┏━━
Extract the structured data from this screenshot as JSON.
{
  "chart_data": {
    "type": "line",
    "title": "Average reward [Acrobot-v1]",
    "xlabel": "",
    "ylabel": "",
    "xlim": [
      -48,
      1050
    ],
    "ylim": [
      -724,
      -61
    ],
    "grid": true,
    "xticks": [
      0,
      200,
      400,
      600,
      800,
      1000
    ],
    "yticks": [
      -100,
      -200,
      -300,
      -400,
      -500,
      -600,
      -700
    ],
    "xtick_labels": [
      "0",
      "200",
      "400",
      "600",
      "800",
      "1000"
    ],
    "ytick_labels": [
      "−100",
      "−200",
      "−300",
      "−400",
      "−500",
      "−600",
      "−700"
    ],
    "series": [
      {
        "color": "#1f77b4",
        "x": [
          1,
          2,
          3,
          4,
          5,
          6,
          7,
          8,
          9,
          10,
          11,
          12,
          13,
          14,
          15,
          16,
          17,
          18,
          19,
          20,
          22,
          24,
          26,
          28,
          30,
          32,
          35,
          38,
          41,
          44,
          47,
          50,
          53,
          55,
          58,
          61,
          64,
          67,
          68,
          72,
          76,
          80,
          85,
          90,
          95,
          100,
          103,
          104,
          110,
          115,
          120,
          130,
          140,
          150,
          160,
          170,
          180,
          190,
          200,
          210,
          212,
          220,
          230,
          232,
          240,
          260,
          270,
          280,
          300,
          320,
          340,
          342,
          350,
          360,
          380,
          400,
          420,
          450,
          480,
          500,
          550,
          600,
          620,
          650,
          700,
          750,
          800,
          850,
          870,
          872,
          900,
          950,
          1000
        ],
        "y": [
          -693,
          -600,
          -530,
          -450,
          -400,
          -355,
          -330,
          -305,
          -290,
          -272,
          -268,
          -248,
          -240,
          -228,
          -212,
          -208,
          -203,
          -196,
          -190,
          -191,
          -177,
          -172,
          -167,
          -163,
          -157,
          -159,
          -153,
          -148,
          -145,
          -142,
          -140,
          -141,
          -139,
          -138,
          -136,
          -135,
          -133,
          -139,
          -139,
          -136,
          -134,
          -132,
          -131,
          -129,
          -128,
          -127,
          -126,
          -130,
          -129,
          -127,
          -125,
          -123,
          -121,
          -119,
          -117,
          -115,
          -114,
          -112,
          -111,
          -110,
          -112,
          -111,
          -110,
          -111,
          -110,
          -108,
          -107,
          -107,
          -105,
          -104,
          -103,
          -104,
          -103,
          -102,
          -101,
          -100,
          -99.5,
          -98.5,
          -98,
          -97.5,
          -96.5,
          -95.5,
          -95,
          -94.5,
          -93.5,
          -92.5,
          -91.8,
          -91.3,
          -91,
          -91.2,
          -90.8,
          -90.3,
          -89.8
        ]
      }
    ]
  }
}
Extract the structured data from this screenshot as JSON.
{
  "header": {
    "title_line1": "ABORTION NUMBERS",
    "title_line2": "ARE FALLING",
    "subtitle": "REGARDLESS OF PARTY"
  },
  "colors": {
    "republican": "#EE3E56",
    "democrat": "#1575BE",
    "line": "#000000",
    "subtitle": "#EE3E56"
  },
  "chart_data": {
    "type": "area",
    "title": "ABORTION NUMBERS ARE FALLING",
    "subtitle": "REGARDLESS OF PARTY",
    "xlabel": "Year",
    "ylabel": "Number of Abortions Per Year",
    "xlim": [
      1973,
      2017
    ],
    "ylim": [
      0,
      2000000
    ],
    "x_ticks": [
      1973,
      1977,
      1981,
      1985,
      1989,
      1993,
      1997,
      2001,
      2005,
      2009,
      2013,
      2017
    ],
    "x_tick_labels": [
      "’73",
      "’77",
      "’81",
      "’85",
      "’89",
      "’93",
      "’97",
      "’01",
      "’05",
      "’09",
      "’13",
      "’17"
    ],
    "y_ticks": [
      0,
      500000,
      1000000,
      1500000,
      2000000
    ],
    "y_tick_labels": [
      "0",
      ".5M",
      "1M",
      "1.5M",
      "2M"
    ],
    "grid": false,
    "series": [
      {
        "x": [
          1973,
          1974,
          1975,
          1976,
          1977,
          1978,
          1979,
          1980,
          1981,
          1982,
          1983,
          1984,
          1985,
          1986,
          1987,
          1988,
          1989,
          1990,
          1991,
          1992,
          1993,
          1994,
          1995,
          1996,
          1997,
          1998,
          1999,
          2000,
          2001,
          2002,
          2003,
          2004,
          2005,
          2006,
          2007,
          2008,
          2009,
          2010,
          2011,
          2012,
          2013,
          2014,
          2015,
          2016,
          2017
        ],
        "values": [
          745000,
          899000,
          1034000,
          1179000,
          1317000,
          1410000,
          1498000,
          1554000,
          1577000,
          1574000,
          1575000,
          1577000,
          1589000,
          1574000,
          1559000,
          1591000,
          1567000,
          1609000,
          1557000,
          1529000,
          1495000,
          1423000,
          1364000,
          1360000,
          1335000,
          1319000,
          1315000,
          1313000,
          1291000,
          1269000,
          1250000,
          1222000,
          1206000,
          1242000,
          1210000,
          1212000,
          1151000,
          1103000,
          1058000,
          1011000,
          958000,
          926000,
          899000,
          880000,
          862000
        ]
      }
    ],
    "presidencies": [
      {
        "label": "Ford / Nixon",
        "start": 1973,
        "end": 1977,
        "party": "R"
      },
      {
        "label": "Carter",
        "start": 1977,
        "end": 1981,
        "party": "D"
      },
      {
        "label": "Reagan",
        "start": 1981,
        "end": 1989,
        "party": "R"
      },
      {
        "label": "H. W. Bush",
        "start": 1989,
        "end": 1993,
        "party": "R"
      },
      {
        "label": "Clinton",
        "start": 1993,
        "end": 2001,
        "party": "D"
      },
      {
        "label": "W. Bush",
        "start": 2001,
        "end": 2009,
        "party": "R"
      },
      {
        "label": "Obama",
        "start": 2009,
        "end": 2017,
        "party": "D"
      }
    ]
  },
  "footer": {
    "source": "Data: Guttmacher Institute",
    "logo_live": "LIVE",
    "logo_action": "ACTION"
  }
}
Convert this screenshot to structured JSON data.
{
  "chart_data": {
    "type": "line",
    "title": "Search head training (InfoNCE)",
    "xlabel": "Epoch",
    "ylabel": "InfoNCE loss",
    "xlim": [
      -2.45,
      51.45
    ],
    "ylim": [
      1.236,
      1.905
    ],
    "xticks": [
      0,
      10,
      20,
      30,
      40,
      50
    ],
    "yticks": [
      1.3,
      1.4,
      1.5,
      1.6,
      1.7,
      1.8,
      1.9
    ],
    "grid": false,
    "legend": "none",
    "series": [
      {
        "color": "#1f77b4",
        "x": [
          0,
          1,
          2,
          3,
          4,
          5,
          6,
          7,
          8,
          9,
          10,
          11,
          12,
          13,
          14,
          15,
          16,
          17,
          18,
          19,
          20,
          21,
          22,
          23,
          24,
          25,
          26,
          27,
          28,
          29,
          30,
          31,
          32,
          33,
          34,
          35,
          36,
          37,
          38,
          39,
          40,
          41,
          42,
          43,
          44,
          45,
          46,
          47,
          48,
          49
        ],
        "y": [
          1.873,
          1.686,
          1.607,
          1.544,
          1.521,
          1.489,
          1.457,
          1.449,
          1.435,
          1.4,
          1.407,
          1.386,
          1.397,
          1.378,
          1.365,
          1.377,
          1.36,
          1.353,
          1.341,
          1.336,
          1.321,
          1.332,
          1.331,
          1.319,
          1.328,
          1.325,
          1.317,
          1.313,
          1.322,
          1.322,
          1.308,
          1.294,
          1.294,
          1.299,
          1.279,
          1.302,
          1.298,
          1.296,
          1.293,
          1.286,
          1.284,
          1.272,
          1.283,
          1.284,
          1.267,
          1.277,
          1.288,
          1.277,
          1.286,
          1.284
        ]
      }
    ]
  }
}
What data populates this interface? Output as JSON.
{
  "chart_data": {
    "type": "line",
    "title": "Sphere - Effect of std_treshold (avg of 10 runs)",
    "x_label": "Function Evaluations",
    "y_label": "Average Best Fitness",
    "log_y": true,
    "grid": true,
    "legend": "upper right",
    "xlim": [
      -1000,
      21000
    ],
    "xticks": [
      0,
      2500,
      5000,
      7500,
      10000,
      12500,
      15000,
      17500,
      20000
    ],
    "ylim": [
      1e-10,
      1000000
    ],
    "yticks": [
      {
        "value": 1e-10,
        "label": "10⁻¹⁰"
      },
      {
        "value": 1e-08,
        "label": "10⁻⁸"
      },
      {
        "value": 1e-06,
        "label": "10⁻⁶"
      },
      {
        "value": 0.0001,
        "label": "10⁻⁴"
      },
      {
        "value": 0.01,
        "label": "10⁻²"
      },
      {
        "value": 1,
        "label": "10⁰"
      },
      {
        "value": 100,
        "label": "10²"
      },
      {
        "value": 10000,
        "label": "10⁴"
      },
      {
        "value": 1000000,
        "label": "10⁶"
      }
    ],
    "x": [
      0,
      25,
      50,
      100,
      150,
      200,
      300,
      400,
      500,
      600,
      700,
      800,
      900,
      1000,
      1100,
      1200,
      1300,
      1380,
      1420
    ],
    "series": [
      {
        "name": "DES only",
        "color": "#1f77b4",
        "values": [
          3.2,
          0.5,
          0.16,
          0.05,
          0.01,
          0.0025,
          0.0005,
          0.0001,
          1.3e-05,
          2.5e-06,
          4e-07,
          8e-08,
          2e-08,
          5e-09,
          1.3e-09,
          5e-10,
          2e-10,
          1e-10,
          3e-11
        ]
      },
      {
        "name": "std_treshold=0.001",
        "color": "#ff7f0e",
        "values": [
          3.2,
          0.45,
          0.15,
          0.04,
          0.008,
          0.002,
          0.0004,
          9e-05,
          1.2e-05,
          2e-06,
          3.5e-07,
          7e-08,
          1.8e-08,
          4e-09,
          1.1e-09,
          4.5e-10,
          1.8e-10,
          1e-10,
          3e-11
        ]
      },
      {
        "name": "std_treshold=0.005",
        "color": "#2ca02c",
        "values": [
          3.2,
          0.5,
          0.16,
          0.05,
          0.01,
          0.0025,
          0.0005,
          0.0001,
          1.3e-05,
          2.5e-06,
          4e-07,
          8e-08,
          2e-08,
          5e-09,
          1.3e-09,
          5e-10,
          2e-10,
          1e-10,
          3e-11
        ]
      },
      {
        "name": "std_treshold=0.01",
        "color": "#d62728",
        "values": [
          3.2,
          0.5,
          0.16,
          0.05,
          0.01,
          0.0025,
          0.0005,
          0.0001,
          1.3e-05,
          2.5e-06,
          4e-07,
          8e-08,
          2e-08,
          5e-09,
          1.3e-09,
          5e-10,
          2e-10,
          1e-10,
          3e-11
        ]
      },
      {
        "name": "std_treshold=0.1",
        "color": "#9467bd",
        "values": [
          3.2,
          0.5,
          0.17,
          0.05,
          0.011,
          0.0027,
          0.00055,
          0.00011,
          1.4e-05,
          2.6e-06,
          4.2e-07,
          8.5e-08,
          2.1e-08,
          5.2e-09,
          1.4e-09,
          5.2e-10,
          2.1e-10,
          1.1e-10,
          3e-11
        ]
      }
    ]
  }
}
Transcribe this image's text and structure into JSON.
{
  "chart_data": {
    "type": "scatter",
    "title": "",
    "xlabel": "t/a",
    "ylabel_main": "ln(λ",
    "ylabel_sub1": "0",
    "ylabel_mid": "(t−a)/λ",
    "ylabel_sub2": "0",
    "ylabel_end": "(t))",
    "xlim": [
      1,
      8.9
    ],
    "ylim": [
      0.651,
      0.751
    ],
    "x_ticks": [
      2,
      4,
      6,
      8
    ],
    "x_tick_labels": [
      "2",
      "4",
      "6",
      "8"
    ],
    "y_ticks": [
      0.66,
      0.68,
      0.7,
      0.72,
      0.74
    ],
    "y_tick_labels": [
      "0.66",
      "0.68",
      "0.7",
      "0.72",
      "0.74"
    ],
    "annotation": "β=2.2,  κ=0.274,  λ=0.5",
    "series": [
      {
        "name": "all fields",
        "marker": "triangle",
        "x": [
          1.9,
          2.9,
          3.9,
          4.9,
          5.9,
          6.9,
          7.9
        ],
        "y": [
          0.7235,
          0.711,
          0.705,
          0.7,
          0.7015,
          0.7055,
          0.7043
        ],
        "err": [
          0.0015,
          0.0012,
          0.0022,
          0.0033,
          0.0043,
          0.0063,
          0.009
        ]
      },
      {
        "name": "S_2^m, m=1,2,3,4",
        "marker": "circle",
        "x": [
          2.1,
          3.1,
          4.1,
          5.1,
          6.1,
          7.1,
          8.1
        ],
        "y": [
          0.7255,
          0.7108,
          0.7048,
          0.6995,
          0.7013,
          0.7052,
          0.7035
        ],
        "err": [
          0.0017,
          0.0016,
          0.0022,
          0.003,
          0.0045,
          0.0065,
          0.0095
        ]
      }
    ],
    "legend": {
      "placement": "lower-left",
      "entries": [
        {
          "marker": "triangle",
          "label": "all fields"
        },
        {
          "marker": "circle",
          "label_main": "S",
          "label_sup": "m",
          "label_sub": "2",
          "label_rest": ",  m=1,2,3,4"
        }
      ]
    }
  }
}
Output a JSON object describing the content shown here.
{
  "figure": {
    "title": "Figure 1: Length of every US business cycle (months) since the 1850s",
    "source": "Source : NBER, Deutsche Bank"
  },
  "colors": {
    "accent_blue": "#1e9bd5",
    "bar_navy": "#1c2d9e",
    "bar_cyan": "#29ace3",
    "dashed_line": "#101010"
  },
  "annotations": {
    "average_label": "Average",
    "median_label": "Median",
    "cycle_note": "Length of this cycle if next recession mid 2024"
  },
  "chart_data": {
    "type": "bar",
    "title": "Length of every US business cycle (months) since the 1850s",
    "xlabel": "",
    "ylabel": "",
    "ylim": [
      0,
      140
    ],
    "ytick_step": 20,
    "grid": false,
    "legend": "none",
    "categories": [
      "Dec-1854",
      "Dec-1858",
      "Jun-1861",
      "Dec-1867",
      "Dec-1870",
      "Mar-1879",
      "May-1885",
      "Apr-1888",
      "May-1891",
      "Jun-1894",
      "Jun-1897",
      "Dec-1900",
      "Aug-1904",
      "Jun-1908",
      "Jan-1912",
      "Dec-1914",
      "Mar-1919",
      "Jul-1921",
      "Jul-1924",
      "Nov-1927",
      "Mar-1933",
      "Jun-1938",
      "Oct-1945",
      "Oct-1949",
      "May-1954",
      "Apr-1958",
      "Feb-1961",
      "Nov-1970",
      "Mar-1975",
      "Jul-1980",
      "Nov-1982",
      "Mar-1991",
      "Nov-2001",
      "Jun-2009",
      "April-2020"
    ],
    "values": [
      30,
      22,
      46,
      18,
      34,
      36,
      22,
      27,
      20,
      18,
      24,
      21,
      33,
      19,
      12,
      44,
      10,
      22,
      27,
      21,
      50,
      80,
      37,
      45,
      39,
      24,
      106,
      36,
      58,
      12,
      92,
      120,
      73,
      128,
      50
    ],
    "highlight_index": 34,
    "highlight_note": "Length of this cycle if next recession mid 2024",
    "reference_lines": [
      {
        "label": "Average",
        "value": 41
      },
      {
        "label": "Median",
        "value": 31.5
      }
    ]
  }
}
┗━━
How many of the lines above include the string "source"? Answer with the number only.

2